Copy the material that follows word for word and omit its pictures.

**** STORED RECORDS

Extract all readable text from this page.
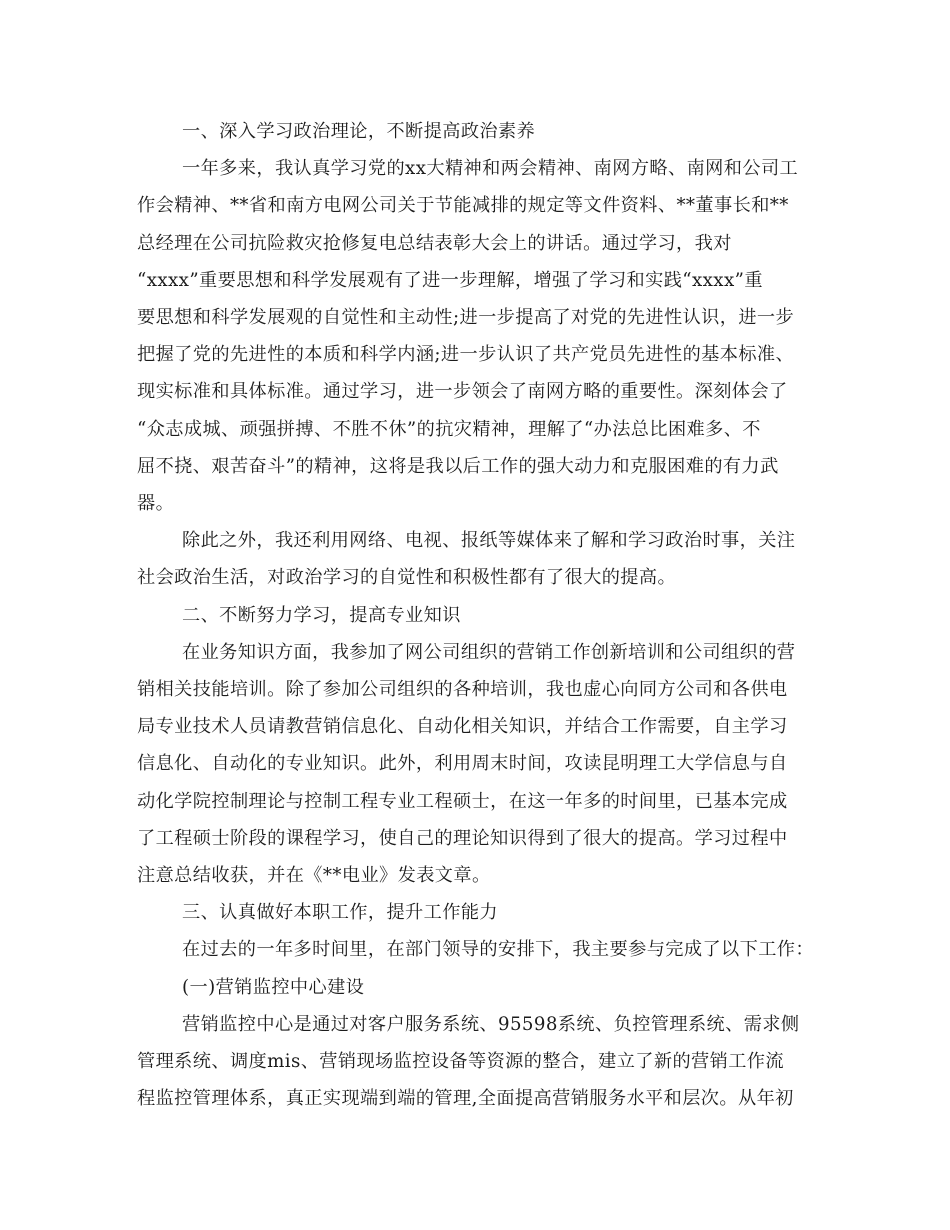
一、深入学习政治理论，不断提高政治素养
一年多来，我认真学习党的xx大精神和两会精神、南网方略、南网和公司工
作会精神、**省和南方电网公司关于节能减排的规定等文件资料、**董事长和**
总经理在公司抗险救灾抢修复电总结表彰大会上的讲话。通过学习，我对
“xxxx”重要思想和科学发展观有了进一步理解，增强了学习和实践“xxxx”重
要思想和科学发展观的自觉性和主动性;进一步提高了对党的先进性认识，进一步
把握了党的先进性的本质和科学内涵;进一步认识了共产党员先进性的基本标准、
现实标准和具体标准。通过学习，进一步领会了南网方略的重要性。深刻体会了
“众志成城、顽强拼搏、不胜不休”的抗灾精神，理解了“办法总比困难多、不
屈不挠、艰苦奋斗”的精神，这将是我以后工作的强大动力和克服困难的有力武
器。
除此之外，我还利用网络、电视、报纸等媒体来了解和学习政治时事，关注
社会政治生活，对政治学习的自觉性和积极性都有了很大的提高。
二、不断努力学习，提高专业知识
在业务知识方面，我参加了网公司组织的营销工作创新培训和公司组织的营
销相关技能培训。除了参加公司组织的各种培训，我也虚心向同方公司和各供电
局专业技术人员请教营销信息化、自动化相关知识，并结合工作需要，自主学习
信息化、自动化的专业知识。此外，利用周末时间，攻读昆明理工大学信息与自
动化学院控制理论与控制工程专业工程硕士，在这一年多的时间里，已基本完成
了工程硕士阶段的课程学习，使自己的理论知识得到了很大的提高。学习过程中
注意总结收获，并在《**电业》发表文章。
三、认真做好本职工作，提升工作能力
在过去的一年多时间里，在部门领导的安排下，我主要参与完成了以下工作：
(一)营销监控中心建设
营销监控中心是通过对客户服务系统、95598系统、负控管理系统、需求侧
管理系统、调度mis、营销现场监控设备等资源的整合，建立了新的营销工作流
程监控管理体系，真正实现端到端的管理,全面提高营销服务水平和层次。从年初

********

◆ CORRECT OUTPUT
Extract all readable text from this page.
一、深入学习政治理论，不断提高政治素养
一年多来，我认真学习党的xx大精神和两会精神、南网方略、南网和公司工
作会精神、**省和南方电网公司关于节能减排的规定等文件资料、**董事长和**
总经理在公司抗险救灾抢修复电总结表彰大会上的讲话。通过学习，我对
“xxxx”重要思想和科学发展观有了进一步理解，增强了学习和实践“xxxx”重
要思想和科学发展观的自觉性和主动性;进一步提高了对党的先进性认识，进一步
把握了党的先进性的本质和科学内涵;进一步认识了共产党员先进性的基本标准、
现实标准和具体标准。通过学习，进一步领会了南网方略的重要性。深刻体会了
“众志成城、顽强拼搏、不胜不休”的抗灾精神，理解了“办法总比困难多、不
屈不挠、艰苦奋斗”的精神，这将是我以后工作的强大动力和克服困难的有力武
器。
除此之外，我还利用网络、电视、报纸等媒体来了解和学习政治时事，关注
社会政治生活，对政治学习的自觉性和积极性都有了很大的提高。
二、不断努力学习，提高专业知识
在业务知识方面，我参加了网公司组织的营销工作创新培训和公司组织的营
销相关技能培训。除了参加公司组织的各种培训，我也虚心向同方公司和各供电
局专业技术人员请教营销信息化、自动化相关知识，并结合工作需要，自主学习
信息化、自动化的专业知识。此外，利用周末时间，攻读昆明理工大学信息与自
动化学院控制理论与控制工程专业工程硕士，在这一年多的时间里，已基本完成
了工程硕士阶段的课程学习，使自己的理论知识得到了很大的提高。学习过程中
注意总结收获，并在《**电业》发表文章。
三、认真做好本职工作，提升工作能力
在过去的一年多时间里，在部门领导的安排下，我主要参与完成了以下工作：
(一)营销监控中心建设
营销监控中心是通过对客户服务系统、95598系统、负控管理系统、需求侧
管理系统、调度mis、营销现场监控设备等资源的整合，建立了新的营销工作流
程监控管理体系，真正实现端到端的管理,全面提高营销服务水平和层次。从年初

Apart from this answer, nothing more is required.